_DOCUMENT TEXT_
*****

On 11 February 2015 at 21:53, Russell King - ARM Linux
linux@arm.linux.org.uk wrote:
...
On Wed, Feb 11, 2015 at 01:20:24PM +0100, Marek Szyprowski wrote:
...
Hello,
On 2015-02-11 12:12, Russell King - ARM Linux wrote:
> Which is a damn good reason to NAK it - by that admission, it's a half-baked
> idea.
>
> If all we want to know is whether the importer can accept only contiguous
> memory or not, make a flag to do that, and allow the exporter to test this
> flag.  Don't over-engineer this to make it _seem_ like it can do something
> that it actually totally fails with.
>
> As I've already pointed out, there's a major problem if you have already
> had a less restrictive attachment which has an active mapping, and a new
> more restrictive attachment comes along later.
>
> It seems from Rob's descriptions that we also need another flag in the
> importer to indicate whether it wants to have a valid struct page in the
> scatter list, or whether it (correctly) uses the DMA accessors on the
> scatter list - so that exporters can reject importers which are buggy.
Okay, but flag-based approach also have limitations.

*****

_GIVEN RECORDS_
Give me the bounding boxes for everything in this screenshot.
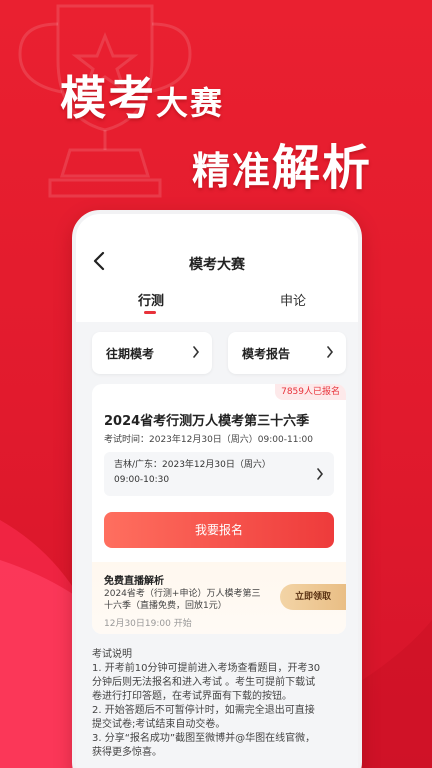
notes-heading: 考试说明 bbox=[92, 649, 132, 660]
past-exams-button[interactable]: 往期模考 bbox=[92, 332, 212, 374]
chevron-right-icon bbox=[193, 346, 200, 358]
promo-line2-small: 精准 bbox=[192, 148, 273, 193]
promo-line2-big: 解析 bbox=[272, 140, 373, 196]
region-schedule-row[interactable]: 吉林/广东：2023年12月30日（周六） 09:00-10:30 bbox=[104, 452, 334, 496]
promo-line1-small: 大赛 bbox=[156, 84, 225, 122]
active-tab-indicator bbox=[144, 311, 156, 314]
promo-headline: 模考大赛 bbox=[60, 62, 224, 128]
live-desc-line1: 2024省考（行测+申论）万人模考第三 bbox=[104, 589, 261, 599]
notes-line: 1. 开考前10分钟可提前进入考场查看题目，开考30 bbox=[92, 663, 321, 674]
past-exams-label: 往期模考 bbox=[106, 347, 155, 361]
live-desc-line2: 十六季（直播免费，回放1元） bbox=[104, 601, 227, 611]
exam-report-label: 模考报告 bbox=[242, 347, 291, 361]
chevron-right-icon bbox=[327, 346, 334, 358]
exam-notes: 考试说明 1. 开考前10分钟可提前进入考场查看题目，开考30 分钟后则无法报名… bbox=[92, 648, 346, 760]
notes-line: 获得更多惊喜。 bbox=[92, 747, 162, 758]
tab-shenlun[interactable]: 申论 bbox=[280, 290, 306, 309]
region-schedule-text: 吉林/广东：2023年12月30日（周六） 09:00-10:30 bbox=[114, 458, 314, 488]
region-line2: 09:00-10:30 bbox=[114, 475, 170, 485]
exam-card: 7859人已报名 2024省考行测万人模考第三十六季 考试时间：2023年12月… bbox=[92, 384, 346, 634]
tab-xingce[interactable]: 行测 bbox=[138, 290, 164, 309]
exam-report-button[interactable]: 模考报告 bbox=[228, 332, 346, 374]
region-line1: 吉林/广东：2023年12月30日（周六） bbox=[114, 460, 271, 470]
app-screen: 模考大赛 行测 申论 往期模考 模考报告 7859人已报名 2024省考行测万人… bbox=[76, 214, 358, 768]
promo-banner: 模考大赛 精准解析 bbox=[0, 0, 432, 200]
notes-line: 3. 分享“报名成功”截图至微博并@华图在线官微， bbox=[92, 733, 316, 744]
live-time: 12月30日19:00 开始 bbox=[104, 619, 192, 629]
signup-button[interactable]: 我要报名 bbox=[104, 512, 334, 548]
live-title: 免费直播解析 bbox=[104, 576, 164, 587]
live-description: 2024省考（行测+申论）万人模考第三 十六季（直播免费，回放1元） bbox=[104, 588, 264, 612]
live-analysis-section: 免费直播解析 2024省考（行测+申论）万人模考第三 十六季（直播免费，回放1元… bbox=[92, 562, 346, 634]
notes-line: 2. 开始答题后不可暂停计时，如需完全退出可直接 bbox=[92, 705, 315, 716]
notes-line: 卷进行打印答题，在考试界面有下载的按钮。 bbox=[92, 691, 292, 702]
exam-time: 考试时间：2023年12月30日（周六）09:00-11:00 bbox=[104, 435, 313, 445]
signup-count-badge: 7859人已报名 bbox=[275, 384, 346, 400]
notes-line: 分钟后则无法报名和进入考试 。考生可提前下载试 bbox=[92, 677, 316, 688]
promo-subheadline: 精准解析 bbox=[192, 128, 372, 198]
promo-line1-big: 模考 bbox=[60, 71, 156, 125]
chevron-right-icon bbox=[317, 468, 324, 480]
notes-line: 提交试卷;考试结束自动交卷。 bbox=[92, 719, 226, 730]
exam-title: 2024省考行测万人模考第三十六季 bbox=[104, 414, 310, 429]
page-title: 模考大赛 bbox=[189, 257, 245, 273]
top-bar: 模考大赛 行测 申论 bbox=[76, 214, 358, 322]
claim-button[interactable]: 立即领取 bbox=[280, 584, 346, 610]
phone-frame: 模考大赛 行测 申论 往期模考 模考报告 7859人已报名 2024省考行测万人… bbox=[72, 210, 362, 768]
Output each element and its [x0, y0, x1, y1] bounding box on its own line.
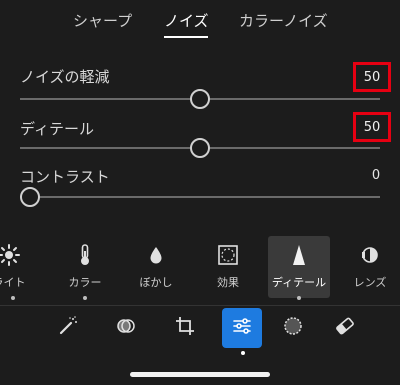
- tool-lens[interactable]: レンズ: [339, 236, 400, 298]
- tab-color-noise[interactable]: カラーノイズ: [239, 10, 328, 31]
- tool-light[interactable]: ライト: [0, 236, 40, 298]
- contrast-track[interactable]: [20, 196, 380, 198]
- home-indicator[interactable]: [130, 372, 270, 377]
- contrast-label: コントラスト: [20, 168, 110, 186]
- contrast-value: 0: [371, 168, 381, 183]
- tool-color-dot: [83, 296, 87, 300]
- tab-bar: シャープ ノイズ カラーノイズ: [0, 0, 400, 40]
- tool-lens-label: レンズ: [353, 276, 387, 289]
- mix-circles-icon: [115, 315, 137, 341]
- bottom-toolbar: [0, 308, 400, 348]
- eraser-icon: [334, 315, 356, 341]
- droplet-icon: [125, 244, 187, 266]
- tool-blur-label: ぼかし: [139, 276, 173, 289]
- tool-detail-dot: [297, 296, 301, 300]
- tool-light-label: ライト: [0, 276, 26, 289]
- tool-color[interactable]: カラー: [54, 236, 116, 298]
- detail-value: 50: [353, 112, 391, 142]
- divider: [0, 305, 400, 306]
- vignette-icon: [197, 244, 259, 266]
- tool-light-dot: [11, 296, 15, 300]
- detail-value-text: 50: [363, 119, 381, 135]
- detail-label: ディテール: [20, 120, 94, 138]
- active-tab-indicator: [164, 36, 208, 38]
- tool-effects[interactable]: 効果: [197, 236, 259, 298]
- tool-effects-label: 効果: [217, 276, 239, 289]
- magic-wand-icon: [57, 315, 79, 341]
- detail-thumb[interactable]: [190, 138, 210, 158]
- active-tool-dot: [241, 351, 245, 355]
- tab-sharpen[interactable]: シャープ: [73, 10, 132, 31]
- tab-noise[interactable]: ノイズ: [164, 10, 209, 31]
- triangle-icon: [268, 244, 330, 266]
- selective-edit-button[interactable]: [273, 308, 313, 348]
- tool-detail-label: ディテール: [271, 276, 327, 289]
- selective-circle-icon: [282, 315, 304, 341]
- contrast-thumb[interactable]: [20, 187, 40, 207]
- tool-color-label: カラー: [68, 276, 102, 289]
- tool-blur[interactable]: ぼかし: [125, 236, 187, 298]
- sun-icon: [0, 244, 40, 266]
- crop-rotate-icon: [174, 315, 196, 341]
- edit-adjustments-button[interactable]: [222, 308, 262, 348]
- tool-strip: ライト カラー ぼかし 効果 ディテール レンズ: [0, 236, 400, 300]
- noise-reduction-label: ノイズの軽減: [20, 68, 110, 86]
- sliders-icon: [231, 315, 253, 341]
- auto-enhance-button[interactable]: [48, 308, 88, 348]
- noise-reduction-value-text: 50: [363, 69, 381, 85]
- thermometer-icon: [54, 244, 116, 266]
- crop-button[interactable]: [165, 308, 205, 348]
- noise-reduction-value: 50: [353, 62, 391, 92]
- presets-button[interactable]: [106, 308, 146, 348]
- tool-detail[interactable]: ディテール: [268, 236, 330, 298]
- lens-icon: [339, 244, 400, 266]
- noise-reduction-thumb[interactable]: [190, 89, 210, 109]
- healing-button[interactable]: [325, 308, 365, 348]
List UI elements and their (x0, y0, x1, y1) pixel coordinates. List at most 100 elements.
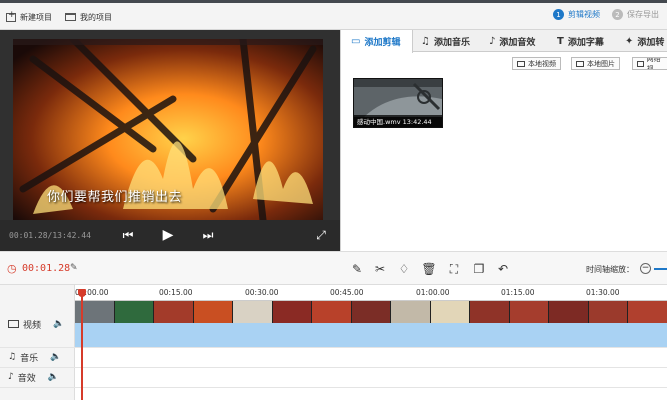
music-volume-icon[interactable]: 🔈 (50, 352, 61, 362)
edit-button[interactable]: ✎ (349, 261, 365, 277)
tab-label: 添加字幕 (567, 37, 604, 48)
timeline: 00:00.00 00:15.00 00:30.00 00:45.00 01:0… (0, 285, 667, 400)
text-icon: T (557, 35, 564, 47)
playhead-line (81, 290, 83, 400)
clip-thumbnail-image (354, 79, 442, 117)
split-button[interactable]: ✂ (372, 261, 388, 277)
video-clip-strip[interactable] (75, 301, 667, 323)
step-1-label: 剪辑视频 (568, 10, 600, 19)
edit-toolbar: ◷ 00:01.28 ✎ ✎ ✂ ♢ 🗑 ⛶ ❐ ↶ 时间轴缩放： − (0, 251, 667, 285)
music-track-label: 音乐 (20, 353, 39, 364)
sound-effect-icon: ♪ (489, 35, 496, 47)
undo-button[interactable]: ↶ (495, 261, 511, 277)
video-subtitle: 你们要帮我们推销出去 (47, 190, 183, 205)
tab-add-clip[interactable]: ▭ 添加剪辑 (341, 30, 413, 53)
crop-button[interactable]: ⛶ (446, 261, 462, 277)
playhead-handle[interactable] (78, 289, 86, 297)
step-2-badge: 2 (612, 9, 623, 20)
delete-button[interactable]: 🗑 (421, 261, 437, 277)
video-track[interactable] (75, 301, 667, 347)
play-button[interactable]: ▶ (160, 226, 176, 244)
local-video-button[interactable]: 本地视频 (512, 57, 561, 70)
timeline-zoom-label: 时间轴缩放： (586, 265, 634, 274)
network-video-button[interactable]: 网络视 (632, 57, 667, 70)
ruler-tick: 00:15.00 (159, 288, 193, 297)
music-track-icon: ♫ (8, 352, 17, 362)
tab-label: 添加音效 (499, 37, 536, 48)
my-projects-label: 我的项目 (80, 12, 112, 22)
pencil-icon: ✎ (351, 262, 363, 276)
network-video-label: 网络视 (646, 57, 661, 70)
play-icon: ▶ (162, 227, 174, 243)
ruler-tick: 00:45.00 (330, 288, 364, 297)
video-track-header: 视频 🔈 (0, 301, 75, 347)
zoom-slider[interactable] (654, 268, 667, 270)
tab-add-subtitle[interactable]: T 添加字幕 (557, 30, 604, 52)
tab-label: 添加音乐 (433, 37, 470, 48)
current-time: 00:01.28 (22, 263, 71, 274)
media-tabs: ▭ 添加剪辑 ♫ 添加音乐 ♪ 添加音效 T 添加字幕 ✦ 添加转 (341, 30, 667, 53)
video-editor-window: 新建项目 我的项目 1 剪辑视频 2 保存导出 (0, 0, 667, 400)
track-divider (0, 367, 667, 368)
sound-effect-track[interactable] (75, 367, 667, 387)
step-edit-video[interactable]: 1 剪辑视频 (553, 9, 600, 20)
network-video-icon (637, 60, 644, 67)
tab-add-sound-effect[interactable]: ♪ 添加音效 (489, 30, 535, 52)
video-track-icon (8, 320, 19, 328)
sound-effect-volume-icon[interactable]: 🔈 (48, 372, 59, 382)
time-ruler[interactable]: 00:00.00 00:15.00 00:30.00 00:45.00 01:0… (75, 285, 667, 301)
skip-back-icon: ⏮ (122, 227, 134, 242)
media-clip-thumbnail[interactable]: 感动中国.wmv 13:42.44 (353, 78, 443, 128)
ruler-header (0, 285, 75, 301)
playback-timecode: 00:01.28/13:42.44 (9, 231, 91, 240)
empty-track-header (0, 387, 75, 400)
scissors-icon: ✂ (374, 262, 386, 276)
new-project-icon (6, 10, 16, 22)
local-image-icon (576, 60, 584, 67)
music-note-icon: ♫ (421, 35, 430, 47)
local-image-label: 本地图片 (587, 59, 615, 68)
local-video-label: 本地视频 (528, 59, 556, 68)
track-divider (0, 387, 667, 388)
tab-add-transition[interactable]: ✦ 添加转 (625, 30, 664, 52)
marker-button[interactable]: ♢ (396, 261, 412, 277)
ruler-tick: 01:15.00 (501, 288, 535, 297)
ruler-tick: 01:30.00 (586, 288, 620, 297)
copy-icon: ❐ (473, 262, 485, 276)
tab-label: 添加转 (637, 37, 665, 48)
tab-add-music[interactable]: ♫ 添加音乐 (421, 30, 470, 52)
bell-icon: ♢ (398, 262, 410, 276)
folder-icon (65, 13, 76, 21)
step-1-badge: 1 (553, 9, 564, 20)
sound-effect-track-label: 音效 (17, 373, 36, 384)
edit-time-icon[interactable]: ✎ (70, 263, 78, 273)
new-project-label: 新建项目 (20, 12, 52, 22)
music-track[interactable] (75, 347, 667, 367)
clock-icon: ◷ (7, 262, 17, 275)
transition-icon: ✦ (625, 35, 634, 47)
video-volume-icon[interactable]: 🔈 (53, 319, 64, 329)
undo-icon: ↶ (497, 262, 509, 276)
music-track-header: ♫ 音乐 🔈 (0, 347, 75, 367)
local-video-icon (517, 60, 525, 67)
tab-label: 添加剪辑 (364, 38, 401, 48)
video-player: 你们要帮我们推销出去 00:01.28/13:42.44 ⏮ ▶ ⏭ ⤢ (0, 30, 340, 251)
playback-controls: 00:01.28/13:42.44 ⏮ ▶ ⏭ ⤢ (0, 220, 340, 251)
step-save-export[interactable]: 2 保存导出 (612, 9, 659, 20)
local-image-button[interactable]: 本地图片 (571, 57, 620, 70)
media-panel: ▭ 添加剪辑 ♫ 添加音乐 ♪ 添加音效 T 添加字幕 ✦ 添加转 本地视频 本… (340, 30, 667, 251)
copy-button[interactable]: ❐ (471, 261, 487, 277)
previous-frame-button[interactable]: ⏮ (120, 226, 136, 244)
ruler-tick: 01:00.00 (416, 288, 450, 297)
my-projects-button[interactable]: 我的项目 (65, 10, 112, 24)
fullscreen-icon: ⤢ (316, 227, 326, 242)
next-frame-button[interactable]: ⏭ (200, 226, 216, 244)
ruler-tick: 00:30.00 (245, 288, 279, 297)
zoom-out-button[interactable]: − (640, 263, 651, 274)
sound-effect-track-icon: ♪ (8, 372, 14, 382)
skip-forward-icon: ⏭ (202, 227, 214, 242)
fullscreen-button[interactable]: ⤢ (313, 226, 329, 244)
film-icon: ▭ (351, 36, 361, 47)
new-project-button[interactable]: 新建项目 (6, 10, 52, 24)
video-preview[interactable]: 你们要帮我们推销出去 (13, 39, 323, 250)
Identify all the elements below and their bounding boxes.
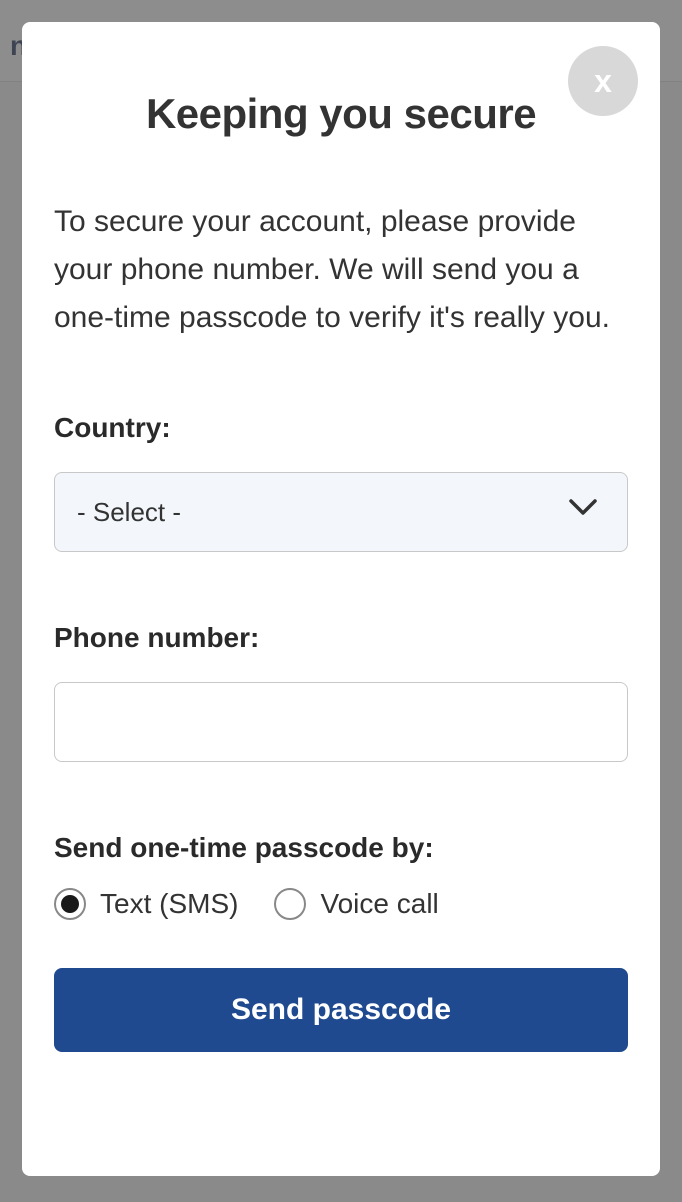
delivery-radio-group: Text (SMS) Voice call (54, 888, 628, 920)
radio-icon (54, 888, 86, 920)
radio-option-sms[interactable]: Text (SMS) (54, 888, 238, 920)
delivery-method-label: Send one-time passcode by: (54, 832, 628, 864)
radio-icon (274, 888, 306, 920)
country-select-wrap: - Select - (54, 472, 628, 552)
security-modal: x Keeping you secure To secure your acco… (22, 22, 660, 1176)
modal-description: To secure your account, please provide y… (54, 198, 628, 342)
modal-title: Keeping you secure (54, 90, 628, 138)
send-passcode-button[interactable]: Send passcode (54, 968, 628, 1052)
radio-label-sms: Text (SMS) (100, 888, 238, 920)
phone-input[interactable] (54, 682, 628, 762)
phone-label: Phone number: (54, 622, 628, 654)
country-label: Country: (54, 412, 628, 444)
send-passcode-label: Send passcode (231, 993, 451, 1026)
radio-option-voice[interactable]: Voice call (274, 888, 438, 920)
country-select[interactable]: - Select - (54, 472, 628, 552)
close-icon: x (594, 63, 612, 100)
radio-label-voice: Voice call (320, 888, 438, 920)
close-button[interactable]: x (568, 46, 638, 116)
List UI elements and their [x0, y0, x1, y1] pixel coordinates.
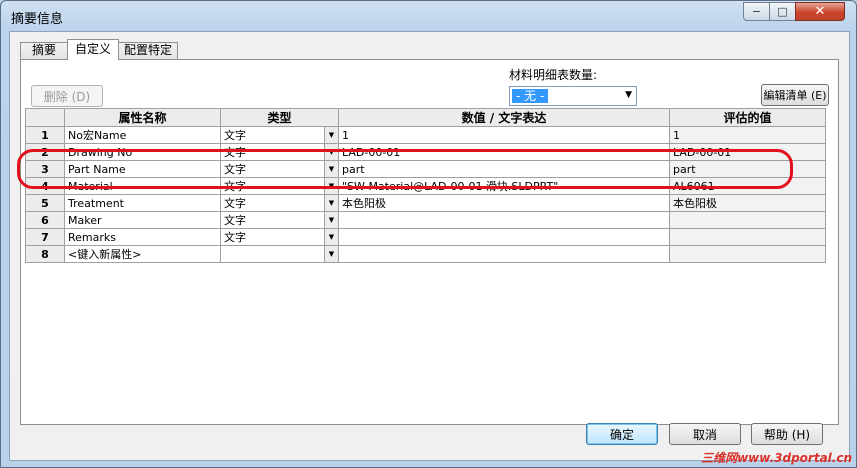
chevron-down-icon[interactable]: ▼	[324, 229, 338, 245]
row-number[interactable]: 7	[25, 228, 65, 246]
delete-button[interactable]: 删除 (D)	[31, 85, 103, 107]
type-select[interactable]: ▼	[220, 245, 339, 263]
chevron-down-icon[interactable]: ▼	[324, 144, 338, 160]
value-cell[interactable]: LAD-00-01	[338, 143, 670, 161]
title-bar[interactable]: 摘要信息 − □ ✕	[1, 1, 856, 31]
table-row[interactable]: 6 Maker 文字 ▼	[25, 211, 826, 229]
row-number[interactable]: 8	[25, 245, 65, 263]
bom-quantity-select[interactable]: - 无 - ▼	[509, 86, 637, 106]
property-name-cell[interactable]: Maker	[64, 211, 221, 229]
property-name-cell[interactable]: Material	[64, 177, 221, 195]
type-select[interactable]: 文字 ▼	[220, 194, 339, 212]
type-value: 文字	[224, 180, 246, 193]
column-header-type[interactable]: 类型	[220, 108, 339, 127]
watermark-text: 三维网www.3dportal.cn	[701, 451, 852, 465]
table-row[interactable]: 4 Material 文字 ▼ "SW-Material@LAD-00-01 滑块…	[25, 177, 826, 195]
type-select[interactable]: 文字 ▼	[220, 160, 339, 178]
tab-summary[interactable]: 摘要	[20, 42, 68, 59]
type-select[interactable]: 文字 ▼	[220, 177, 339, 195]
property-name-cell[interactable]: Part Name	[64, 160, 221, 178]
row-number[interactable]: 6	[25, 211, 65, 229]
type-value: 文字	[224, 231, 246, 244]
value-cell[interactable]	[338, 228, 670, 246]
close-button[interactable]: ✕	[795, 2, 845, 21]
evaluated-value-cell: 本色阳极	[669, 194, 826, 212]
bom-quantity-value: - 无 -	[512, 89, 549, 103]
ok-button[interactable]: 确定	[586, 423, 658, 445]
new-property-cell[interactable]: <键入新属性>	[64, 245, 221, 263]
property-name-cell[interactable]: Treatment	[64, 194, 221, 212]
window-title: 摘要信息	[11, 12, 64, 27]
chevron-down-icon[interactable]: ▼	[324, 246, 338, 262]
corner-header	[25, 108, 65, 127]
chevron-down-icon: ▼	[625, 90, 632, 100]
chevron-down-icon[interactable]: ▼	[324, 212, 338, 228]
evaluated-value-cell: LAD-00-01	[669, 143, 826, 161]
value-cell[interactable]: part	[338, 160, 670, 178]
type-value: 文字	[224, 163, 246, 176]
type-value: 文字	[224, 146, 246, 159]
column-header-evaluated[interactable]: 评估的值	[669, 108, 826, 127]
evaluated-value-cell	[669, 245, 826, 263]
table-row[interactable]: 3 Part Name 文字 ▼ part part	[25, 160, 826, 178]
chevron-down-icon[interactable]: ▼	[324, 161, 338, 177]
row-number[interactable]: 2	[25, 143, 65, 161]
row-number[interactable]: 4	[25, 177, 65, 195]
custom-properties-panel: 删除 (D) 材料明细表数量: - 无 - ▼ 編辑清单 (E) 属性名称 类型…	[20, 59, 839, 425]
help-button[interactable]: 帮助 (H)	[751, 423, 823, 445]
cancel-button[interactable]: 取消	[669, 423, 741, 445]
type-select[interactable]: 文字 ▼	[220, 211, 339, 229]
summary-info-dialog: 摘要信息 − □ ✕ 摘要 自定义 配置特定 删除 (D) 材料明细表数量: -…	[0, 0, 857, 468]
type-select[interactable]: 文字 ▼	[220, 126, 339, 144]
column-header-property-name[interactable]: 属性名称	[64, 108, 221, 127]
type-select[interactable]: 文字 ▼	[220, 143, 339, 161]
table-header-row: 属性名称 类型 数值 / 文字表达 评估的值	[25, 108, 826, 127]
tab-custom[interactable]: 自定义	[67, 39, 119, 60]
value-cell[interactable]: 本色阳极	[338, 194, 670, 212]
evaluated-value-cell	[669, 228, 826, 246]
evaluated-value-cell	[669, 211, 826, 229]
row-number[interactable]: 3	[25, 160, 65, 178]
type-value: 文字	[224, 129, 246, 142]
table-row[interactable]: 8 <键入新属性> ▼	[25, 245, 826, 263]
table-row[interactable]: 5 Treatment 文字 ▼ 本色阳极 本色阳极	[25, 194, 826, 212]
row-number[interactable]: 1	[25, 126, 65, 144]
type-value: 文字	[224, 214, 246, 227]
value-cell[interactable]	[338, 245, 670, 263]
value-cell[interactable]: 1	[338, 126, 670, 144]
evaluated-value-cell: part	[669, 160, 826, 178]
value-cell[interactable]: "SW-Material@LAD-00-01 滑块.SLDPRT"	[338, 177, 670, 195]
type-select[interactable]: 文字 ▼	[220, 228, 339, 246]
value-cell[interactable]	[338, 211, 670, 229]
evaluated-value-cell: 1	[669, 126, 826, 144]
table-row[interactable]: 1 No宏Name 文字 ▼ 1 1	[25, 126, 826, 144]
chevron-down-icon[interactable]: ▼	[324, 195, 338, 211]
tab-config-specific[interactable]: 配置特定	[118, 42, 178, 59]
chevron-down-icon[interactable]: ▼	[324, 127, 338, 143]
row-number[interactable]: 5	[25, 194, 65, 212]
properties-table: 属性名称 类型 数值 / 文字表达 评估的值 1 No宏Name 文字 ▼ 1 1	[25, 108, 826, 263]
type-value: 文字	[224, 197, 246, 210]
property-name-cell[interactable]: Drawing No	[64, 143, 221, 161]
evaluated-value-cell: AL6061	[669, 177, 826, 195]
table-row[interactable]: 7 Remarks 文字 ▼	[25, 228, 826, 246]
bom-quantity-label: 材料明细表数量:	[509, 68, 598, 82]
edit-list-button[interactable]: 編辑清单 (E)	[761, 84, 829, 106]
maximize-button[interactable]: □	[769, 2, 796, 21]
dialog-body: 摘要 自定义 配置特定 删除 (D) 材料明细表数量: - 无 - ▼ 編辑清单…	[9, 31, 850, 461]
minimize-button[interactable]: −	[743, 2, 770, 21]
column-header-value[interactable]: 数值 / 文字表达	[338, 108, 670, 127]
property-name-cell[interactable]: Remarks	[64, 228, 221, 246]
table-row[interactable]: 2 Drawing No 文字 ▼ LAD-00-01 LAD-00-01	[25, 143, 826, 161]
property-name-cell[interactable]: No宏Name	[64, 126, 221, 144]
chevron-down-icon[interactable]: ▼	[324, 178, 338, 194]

*****

_CHALLENGES_
1 > Condense the paragraph of the mailing-list excerpt that begins "As I've already pointed out" into one shorter sentence that keeps its main facts.
2 > Please copy the stretch of entries from the line containing "music-volume-icon[interactable]: 🔈 (50, 352, 61, 362)" through the line containing "clip-thumbnail-image (354, 79, 442, 117)" verbatim, with both ends included.

_THE REPLIES_
1 > A major problem arises if a less restrictive attachment with an active mapping already exists and a more restrictive attachment arrives later.

2 >
music-volume-icon[interactable]: 🔈 (50, 352, 61, 362)
edit-button[interactable]: ✎ (349, 261, 365, 277)
tab-label: 添加字幕 (567, 37, 604, 48)
timeline: 00:00.00 00:15.00 00:30.00 00:45.00 01:0… (0, 285, 667, 400)
text-icon: T (557, 35, 564, 47)
playhead-line (81, 290, 83, 400)
clip-thumbnail-image (354, 79, 442, 117)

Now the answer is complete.